Exercise inputs>

/---

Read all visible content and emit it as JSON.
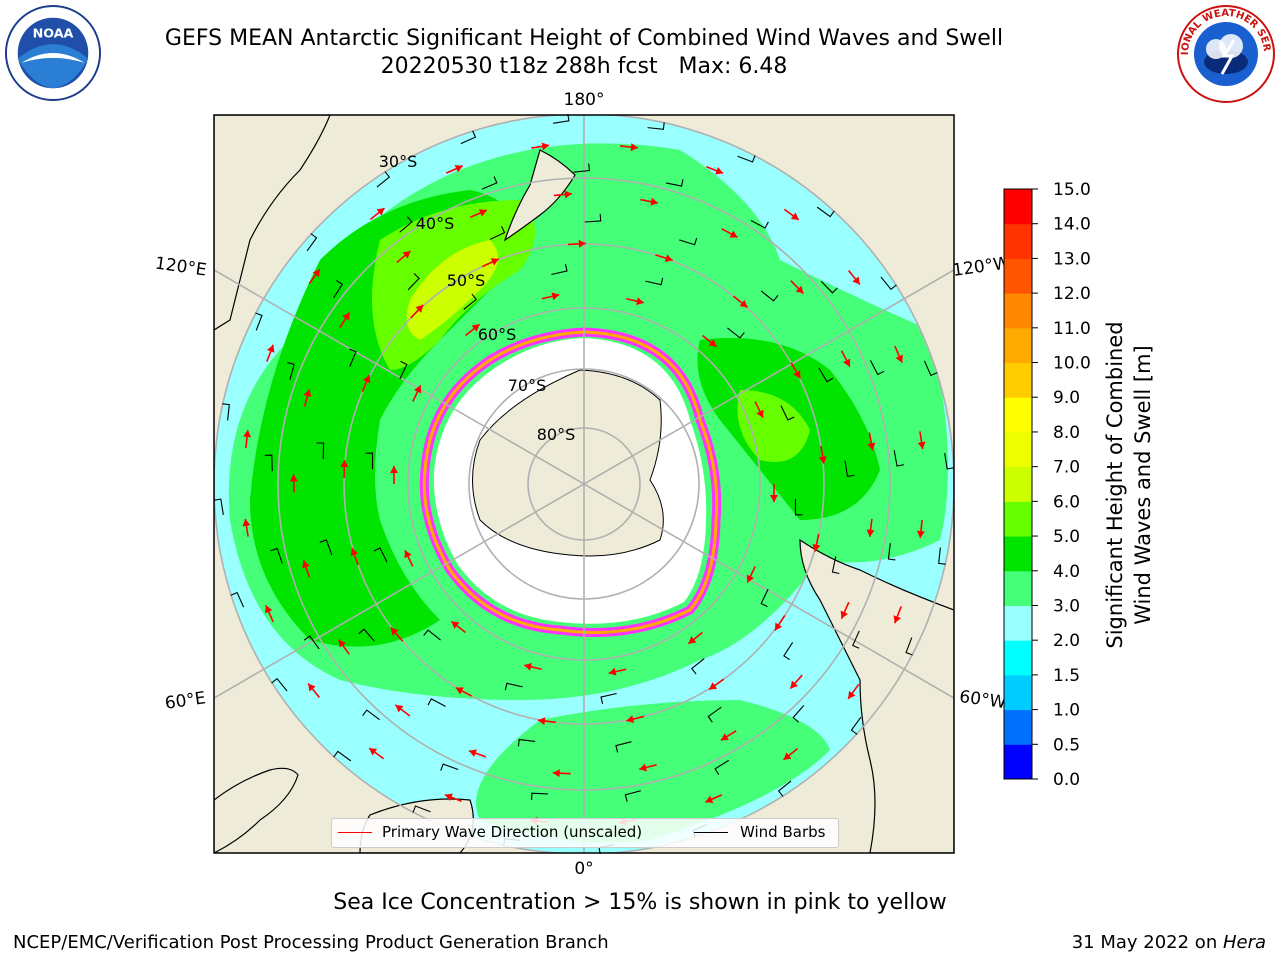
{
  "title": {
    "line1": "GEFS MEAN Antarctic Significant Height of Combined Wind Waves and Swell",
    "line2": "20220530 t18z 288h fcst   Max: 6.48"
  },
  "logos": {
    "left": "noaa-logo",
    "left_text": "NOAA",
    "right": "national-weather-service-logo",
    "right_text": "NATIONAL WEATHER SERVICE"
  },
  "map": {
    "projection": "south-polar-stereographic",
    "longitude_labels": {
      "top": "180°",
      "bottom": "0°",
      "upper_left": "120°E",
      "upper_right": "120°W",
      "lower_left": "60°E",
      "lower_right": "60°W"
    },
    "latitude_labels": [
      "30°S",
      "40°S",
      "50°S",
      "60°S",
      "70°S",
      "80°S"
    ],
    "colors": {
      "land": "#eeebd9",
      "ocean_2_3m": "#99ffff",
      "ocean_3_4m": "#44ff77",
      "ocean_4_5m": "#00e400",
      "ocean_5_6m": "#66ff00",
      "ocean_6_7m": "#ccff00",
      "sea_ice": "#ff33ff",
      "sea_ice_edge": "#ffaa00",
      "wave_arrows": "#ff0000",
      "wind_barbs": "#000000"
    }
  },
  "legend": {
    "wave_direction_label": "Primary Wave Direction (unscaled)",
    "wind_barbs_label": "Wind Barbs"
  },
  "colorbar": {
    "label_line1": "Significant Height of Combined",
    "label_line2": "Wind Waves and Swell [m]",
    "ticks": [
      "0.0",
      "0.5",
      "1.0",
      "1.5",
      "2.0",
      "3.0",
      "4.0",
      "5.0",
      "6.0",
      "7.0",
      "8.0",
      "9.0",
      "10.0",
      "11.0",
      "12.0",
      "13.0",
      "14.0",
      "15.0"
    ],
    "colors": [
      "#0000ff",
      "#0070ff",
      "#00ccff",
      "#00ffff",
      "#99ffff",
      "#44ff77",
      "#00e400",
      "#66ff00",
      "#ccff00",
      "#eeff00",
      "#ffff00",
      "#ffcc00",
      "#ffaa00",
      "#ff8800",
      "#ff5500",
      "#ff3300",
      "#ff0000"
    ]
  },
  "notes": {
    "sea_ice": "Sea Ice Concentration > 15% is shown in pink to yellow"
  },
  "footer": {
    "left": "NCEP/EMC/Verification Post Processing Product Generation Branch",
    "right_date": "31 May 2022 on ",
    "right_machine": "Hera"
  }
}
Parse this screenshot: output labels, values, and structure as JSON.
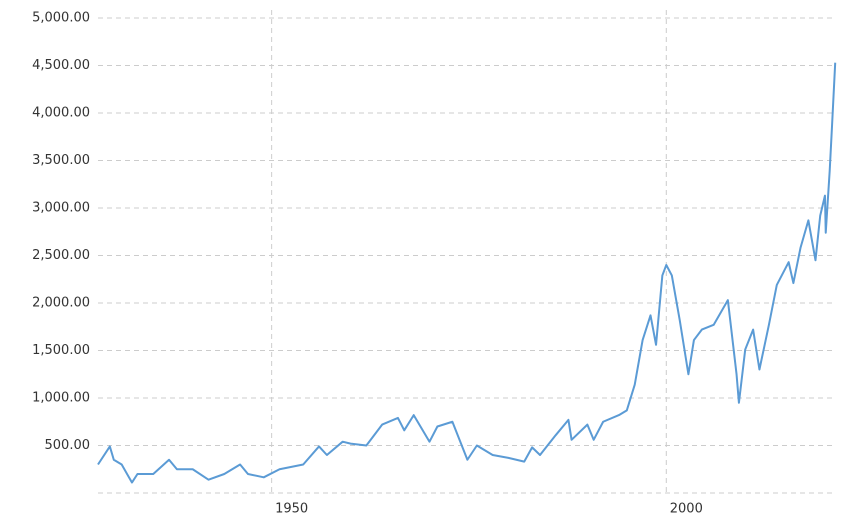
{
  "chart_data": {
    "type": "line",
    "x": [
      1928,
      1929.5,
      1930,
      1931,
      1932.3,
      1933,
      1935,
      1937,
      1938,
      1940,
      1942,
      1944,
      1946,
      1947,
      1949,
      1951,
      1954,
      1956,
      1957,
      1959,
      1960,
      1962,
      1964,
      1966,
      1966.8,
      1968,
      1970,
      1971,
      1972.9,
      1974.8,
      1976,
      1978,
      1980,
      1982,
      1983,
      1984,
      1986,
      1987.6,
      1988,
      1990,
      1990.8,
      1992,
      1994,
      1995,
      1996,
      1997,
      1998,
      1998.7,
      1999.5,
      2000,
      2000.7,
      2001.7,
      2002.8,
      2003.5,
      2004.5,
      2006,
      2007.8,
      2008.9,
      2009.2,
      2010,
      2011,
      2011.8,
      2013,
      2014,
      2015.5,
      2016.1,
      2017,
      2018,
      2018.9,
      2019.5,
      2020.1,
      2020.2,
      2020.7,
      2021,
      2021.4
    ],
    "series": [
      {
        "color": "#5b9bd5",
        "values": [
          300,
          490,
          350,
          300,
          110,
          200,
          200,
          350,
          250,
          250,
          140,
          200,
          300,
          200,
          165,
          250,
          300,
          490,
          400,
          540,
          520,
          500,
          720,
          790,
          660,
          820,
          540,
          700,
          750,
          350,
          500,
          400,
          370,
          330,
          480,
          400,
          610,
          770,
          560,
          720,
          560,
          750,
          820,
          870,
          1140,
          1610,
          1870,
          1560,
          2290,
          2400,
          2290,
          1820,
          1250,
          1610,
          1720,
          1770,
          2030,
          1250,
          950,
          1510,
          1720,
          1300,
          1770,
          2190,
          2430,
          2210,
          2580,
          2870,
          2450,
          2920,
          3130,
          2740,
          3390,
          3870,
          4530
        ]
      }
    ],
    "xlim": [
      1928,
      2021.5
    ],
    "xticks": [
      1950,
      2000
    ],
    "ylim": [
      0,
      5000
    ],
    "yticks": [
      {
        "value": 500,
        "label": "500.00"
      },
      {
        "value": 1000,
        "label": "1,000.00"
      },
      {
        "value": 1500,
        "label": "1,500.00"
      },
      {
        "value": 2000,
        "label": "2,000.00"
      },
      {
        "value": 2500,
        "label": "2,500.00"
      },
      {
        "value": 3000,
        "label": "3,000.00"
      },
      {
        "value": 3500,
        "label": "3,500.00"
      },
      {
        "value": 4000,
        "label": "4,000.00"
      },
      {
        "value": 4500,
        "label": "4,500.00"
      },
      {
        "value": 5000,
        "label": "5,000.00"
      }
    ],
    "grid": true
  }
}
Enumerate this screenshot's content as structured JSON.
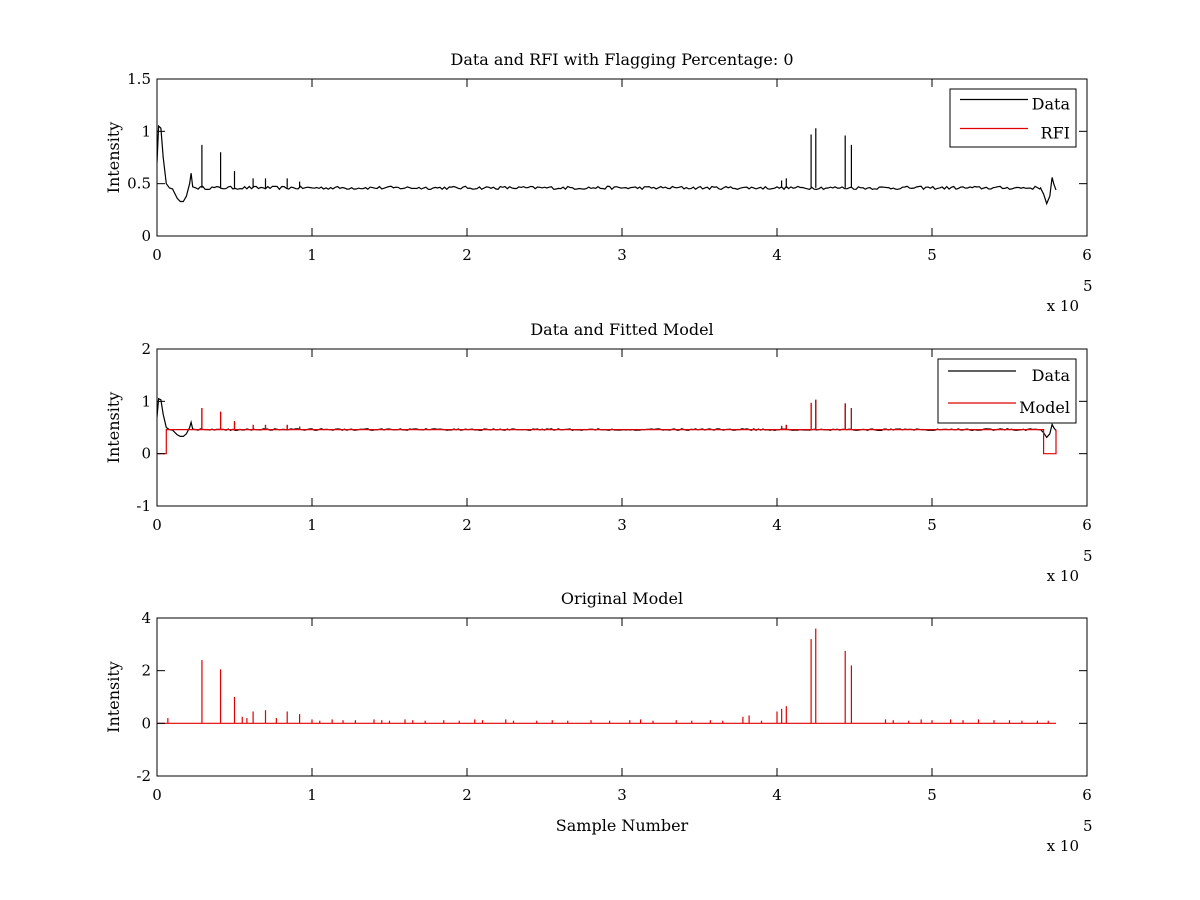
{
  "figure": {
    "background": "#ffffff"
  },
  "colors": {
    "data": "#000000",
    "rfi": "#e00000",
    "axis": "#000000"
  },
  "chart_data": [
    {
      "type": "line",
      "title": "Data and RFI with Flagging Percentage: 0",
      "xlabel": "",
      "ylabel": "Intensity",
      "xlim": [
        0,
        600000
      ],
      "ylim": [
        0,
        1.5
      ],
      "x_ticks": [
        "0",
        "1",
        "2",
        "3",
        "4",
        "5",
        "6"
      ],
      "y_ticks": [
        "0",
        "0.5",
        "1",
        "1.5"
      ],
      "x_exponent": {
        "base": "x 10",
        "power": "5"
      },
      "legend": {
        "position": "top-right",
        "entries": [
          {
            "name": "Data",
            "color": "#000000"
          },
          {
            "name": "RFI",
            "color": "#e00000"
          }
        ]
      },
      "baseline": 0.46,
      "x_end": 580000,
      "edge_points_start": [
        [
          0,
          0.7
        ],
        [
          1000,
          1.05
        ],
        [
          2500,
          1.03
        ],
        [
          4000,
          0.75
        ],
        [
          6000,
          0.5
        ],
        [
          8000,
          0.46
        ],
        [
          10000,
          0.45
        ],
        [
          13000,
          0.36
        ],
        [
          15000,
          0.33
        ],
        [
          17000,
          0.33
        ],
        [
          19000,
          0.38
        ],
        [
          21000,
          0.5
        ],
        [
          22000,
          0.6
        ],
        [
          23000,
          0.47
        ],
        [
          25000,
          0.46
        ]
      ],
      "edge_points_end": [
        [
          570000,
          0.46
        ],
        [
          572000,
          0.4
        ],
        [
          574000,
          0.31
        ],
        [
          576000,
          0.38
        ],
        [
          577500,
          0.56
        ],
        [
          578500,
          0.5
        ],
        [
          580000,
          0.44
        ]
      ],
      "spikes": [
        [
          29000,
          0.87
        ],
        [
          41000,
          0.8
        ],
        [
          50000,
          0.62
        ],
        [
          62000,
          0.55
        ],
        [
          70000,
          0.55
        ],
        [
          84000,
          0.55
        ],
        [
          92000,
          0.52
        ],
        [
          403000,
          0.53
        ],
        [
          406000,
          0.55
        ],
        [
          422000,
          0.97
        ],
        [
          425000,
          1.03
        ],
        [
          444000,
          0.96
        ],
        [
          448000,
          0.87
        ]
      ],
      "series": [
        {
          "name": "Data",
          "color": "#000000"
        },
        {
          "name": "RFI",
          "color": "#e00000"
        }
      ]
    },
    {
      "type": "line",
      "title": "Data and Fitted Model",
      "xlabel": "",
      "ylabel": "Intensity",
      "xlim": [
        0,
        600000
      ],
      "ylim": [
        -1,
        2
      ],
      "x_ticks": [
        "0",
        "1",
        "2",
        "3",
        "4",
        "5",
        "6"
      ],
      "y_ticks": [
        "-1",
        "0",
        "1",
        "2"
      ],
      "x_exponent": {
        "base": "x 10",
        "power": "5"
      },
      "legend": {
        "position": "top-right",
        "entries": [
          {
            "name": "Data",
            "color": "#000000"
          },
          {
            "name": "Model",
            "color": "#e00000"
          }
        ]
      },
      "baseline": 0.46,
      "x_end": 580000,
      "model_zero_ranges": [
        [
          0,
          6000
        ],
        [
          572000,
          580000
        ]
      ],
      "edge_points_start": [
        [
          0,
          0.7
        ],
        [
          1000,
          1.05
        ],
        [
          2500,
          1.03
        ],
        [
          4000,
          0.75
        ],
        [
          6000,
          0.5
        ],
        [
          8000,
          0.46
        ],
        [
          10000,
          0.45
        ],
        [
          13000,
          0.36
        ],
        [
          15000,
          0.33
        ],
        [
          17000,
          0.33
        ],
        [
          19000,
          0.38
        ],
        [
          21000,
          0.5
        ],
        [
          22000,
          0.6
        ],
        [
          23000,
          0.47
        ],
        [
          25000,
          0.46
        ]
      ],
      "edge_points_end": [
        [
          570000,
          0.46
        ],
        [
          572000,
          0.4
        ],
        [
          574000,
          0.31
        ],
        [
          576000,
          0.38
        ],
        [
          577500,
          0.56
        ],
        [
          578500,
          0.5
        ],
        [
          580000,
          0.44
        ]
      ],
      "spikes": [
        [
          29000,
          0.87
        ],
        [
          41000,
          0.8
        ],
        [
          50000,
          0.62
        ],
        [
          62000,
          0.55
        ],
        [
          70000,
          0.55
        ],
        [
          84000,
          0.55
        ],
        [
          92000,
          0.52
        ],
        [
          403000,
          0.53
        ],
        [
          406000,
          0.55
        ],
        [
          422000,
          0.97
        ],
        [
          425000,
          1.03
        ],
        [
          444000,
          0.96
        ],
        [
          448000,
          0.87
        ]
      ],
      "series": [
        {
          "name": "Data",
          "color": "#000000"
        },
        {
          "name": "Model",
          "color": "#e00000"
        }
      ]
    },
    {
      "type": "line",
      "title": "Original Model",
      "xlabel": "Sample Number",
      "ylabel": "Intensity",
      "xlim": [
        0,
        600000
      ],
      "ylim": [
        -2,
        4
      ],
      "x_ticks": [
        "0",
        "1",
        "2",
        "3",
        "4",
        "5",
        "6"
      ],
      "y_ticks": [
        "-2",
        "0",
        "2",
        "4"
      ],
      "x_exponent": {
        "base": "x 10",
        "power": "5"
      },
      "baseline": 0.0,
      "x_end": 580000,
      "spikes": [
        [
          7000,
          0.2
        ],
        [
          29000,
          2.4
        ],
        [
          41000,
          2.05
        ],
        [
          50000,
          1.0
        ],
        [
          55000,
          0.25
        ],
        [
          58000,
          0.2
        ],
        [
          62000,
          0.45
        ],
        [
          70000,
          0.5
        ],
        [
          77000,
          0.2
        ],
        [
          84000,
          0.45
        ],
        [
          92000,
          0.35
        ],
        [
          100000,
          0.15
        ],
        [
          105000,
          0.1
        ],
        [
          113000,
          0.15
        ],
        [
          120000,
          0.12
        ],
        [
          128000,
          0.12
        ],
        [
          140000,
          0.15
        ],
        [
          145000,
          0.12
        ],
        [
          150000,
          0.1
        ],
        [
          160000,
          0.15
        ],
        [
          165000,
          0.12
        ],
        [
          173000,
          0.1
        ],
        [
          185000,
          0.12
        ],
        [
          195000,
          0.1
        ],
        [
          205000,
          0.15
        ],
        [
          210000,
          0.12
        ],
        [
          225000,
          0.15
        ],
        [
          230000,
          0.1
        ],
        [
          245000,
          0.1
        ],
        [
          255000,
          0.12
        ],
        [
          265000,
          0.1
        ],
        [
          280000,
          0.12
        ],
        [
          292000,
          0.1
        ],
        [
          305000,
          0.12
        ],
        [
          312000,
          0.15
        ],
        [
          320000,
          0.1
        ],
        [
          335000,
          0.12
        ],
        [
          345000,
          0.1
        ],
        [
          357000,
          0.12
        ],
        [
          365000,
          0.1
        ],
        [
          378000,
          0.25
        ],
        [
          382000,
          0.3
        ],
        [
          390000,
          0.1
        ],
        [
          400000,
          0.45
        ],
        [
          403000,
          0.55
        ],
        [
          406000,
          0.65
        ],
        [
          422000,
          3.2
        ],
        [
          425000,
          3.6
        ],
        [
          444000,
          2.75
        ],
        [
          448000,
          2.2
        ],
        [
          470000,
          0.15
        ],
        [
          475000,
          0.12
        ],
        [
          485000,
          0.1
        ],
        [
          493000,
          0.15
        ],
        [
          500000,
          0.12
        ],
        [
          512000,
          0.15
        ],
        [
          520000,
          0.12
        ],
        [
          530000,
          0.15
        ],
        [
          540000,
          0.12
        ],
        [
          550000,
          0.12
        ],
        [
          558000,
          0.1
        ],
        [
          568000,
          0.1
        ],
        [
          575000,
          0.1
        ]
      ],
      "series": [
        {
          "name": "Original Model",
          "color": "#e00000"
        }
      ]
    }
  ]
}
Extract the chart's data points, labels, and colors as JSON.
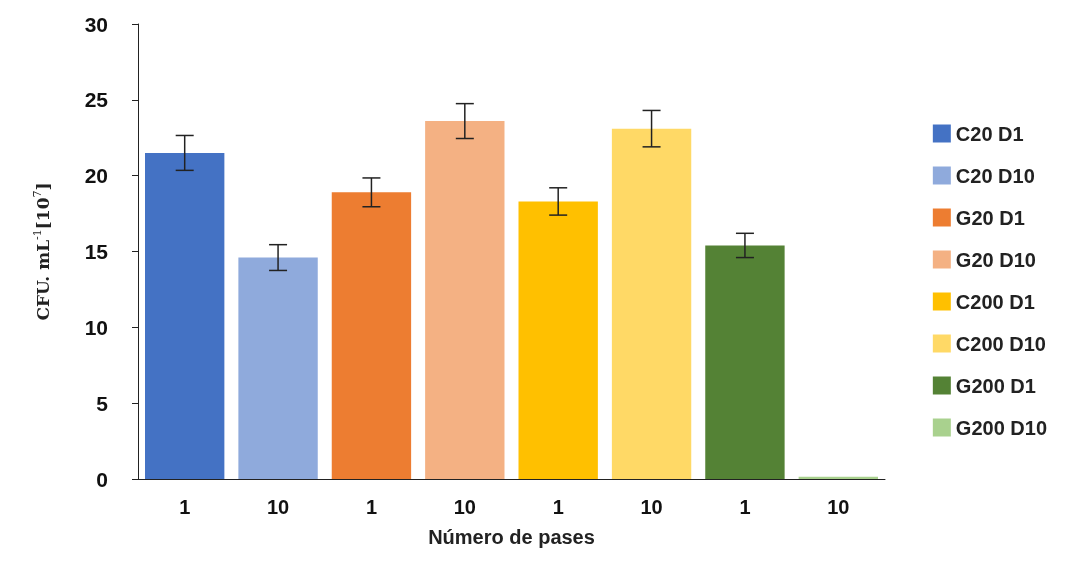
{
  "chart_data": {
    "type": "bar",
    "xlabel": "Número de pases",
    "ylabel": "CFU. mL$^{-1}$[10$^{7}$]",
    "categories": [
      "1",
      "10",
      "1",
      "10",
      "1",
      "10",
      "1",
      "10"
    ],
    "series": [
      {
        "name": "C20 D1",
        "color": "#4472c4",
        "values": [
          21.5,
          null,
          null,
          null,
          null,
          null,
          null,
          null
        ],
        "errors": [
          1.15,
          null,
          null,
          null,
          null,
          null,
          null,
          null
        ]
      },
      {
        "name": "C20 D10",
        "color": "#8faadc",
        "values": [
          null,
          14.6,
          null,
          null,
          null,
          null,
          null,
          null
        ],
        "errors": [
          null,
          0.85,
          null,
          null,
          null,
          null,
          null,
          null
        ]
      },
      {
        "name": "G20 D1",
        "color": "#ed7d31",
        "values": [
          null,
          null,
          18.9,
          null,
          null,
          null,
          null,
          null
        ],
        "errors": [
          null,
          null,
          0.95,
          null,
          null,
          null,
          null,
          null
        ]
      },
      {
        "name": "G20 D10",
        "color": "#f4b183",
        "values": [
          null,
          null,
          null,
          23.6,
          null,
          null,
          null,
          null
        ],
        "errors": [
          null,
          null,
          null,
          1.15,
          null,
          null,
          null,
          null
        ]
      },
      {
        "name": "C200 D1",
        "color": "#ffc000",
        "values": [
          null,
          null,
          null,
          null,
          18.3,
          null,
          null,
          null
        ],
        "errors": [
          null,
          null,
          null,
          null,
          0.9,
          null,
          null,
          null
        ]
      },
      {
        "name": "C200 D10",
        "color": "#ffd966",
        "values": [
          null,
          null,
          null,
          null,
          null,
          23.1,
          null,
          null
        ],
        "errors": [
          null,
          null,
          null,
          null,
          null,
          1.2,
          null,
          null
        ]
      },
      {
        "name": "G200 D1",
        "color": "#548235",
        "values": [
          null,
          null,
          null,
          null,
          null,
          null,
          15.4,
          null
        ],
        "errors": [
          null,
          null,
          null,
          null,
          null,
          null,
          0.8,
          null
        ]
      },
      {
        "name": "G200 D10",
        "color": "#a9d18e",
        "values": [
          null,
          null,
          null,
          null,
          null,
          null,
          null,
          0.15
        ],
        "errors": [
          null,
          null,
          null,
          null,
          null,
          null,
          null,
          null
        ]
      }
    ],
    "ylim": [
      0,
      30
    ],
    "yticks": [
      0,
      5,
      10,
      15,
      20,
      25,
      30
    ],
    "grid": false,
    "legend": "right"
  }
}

\---

Problem> Which lines hold the word "Swell"? Copy every one of them.

Full output>
    "line1": "GEFS MEAN Antarctic Significant Height of Combined Wind Waves and Swell",
    "label_line2": "Wind Waves and Swell [m]",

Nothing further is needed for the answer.